_Problem statement_: The records below are to be repeated in full, exactly as they are.

[start of Data to use]

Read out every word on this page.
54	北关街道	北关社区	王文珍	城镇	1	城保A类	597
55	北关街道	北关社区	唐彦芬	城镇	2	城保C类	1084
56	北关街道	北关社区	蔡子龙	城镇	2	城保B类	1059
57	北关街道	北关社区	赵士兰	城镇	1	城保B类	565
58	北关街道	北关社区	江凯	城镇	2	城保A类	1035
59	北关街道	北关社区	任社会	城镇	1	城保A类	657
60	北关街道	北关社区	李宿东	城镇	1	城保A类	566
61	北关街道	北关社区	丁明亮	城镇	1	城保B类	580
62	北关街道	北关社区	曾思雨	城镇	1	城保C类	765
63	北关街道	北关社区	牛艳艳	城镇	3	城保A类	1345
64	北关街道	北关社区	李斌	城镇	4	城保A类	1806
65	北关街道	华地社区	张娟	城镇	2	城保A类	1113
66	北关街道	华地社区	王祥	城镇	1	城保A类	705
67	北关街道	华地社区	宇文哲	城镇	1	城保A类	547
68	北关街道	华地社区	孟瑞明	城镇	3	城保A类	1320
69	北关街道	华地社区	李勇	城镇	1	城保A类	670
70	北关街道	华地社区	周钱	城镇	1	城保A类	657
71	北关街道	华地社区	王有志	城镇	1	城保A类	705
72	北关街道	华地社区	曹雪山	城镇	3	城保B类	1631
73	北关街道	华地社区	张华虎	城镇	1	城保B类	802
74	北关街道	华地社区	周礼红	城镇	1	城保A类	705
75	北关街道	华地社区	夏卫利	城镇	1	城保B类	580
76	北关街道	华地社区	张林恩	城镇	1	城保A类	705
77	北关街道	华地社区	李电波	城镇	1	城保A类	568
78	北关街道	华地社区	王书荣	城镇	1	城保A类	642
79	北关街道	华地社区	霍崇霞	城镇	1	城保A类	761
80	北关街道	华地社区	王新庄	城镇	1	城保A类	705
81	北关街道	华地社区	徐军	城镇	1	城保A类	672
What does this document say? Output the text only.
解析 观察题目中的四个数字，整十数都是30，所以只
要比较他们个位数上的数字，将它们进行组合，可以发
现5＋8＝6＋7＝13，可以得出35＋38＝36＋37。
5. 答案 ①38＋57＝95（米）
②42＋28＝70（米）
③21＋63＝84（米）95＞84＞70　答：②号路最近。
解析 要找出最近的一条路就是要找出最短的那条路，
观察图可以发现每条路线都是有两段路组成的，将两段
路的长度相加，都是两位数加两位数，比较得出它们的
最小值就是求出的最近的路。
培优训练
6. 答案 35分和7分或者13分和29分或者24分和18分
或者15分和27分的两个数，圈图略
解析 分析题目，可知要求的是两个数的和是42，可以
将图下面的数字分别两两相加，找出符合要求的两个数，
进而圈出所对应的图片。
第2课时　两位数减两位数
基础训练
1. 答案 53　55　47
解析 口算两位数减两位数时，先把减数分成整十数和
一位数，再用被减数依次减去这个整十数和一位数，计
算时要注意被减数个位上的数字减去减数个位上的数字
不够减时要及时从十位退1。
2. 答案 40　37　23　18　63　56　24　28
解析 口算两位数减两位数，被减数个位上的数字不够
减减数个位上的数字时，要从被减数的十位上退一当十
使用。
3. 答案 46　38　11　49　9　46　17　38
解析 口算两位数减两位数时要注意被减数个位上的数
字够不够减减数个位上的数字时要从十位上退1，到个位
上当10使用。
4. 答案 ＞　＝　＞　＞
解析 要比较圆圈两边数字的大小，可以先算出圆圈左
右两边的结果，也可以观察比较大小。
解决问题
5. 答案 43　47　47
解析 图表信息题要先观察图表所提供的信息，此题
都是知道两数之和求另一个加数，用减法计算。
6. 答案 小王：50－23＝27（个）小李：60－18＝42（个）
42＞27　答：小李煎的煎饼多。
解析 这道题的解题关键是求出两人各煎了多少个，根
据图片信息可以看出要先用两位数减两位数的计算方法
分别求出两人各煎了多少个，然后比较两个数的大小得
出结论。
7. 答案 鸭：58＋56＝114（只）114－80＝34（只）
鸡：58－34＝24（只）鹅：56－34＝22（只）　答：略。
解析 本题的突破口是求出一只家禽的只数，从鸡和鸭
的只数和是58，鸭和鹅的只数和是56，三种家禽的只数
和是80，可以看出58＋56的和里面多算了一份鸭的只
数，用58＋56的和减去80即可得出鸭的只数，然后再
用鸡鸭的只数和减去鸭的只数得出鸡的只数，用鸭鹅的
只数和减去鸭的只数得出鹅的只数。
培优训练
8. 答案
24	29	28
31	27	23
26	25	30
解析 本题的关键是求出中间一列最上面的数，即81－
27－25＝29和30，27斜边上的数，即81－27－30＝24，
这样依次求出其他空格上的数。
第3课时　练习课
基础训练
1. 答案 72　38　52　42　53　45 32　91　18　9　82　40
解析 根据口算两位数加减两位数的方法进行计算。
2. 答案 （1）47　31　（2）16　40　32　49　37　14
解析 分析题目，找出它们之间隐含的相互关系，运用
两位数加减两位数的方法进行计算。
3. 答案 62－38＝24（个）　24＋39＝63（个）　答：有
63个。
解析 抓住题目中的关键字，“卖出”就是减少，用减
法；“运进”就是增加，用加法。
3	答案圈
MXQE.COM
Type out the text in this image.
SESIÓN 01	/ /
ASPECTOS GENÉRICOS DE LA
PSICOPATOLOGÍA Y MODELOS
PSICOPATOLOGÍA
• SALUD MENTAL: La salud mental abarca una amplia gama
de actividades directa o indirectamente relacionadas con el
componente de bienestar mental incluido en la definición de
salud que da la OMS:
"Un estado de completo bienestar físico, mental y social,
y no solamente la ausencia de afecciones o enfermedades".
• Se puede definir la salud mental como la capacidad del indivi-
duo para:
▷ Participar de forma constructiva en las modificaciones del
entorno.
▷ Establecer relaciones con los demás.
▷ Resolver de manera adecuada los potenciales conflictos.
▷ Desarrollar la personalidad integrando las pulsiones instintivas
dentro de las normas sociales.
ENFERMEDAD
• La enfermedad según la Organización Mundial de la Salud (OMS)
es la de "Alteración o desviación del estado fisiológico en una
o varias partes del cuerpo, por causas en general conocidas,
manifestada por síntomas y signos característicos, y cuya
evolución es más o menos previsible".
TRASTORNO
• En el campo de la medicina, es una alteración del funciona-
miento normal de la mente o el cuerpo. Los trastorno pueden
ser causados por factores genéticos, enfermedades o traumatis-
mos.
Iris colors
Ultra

[end of Data to use]

_Full solution_:
Read out every word on this page.
54	北关街道	北关社区	王文珍	城镇	1	城保A类	597
55	北关街道	北关社区	唐彦芬	城镇	2	城保C类	1084
56	北关街道	北关社区	蔡子龙	城镇	2	城保B类	1059
57	北关街道	北关社区	赵士兰	城镇	1	城保B类	565
58	北关街道	北关社区	江凯	城镇	2	城保A类	1035
59	北关街道	北关社区	任社会	城镇	1	城保A类	657
60	北关街道	北关社区	李宿东	城镇	1	城保A类	566
61	北关街道	北关社区	丁明亮	城镇	1	城保B类	580
62	北关街道	北关社区	曾思雨	城镇	1	城保C类	765
63	北关街道	北关社区	牛艳艳	城镇	3	城保A类	1345
64	北关街道	北关社区	李斌	城镇	4	城保A类	1806
65	北关街道	华地社区	张娟	城镇	2	城保A类	1113
66	北关街道	华地社区	王祥	城镇	1	城保A类	705
67	北关街道	华地社区	宇文哲	城镇	1	城保A类	547
68	北关街道	华地社区	孟瑞明	城镇	3	城保A类	1320
69	北关街道	华地社区	李勇	城镇	1	城保A类	670
70	北关街道	华地社区	周钱	城镇	1	城保A类	657
71	北关街道	华地社区	王有志	城镇	1	城保A类	705
72	北关街道	华地社区	曹雪山	城镇	3	城保B类	1631
73	北关街道	华地社区	张华虎	城镇	1	城保B类	802
74	北关街道	华地社区	周礼红	城镇	1	城保A类	705
75	北关街道	华地社区	夏卫利	城镇	1	城保B类	580
76	北关街道	华地社区	张林恩	城镇	1	城保A类	705
77	北关街道	华地社区	李电波	城镇	1	城保A类	568
78	北关街道	华地社区	王书荣	城镇	1	城保A类	642
79	北关街道	华地社区	霍崇霞	城镇	1	城保A类	761
80	北关街道	华地社区	王新庄	城镇	1	城保A类	705
81	北关街道	华地社区	徐军	城镇	1	城保A类	672
What does this document say? Output the text only.
解析 观察题目中的四个数字，整十数都是30，所以只
要比较他们个位数上的数字，将它们进行组合，可以发
现5＋8＝6＋7＝13，可以得出35＋38＝36＋37。
5. 答案 ①38＋57＝95（米）
②42＋28＝70（米）
③21＋63＝84（米）95＞84＞70　答：②号路最近。
解析 要找出最近的一条路就是要找出最短的那条路，
观察图可以发现每条路线都是有两段路组成的，将两段
路的长度相加，都是两位数加两位数，比较得出它们的
最小值就是求出的最近的路。
培优训练
6. 答案 35分和7分或者13分和29分或者24分和18分
或者15分和27分的两个数，圈图略
解析 分析题目，可知要求的是两个数的和是42，可以
将图下面的数字分别两两相加，找出符合要求的两个数，
进而圈出所对应的图片。
第2课时　两位数减两位数
基础训练
1. 答案 53　55　47
解析 口算两位数减两位数时，先把减数分成整十数和
一位数，再用被减数依次减去这个整十数和一位数，计
算时要注意被减数个位上的数字减去减数个位上的数字
不够减时要及时从十位退1。
2. 答案 40　37　23　18　63　56　24　28
解析 口算两位数减两位数，被减数个位上的数字不够
减减数个位上的数字时，要从被减数的十位上退一当十
使用。
3. 答案 46　38　11　49　9　46　17　38
解析 口算两位数减两位数时要注意被减数个位上的数
字够不够减减数个位上的数字时要从十位上退1，到个位
上当10使用。
4. 答案 ＞　＝　＞　＞
解析 要比较圆圈两边数字的大小，可以先算出圆圈左
右两边的结果，也可以观察比较大小。
解决问题
5. 答案 43　47　47
解析 图表信息题要先观察图表所提供的信息，此题
都是知道两数之和求另一个加数，用减法计算。
6. 答案 小王：50－23＝27（个）小李：60－18＝42（个）
42＞27　答：小李煎的煎饼多。
解析 这道题的解题关键是求出两人各煎了多少个，根
据图片信息可以看出要先用两位数减两位数的计算方法
分别求出两人各煎了多少个，然后比较两个数的大小得
出结论。
7. 答案 鸭：58＋56＝114（只）114－80＝34（只）
鸡：58－34＝24（只）鹅：56－34＝22（只）　答：略。
解析 本题的突破口是求出一只家禽的只数，从鸡和鸭
的只数和是58，鸭和鹅的只数和是56，三种家禽的只数
和是80，可以看出58＋56的和里面多算了一份鸭的只
数，用58＋56的和减去80即可得出鸭的只数，然后再
用鸡鸭的只数和减去鸭的只数得出鸡的只数，用鸭鹅的
只数和减去鸭的只数得出鹅的只数。
培优训练
8. 答案
24	29	28
31	27	23
26	25	30
解析 本题的关键是求出中间一列最上面的数，即81－
27－25＝29和30，27斜边上的数，即81－27－30＝24，
这样依次求出其他空格上的数。
第3课时　练习课
基础训练
1. 答案 72　38　52　42　53　45 32　91　18　9　82　40
解析 根据口算两位数加减两位数的方法进行计算。
2. 答案 （1）47　31　（2）16　40　32　49　37　14
解析 分析题目，找出它们之间隐含的相互关系，运用
两位数加减两位数的方法进行计算。
3. 答案 62－38＝24（个）　24＋39＝63（个）　答：有
63个。
解析 抓住题目中的关键字，“卖出”就是减少，用减
法；“运进”就是增加，用加法。
3	答案圈
MXQE.COM
Type out the text in this image.
SESIÓN 01	/ /
ASPECTOS GENÉRICOS DE LA
PSICOPATOLOGÍA Y MODELOS
PSICOPATOLOGÍA
• SALUD MENTAL: La salud mental abarca una amplia gama
de actividades directa o indirectamente relacionadas con el
componente de bienestar mental incluido en la definición de
salud que da la OMS:
"Un estado de completo bienestar físico, mental y social,
y no solamente la ausencia de afecciones o enfermedades".
• Se puede definir la salud mental como la capacidad del indivi-
duo para:
▷ Participar de forma constructiva en las modificaciones del
entorno.
▷ Establecer relaciones con los demás.
▷ Resolver de manera adecuada los potenciales conflictos.
▷ Desarrollar la personalidad integrando las pulsiones instintivas
dentro de las normas sociales.
ENFERMEDAD
• La enfermedad según la Organización Mundial de la Salud (OMS)
es la de "Alteración o desviación del estado fisiológico en una
o varias partes del cuerpo, por causas en general conocidas,
manifestada por síntomas y signos característicos, y cuya
evolución es más o menos previsible".
TRASTORNO
• En el campo de la medicina, es una alteración del funciona-
miento normal de la mente o el cuerpo. Los trastorno pueden
ser causados por factores genéticos, enfermedades o traumatis-
mos.
Iris colors
Ultra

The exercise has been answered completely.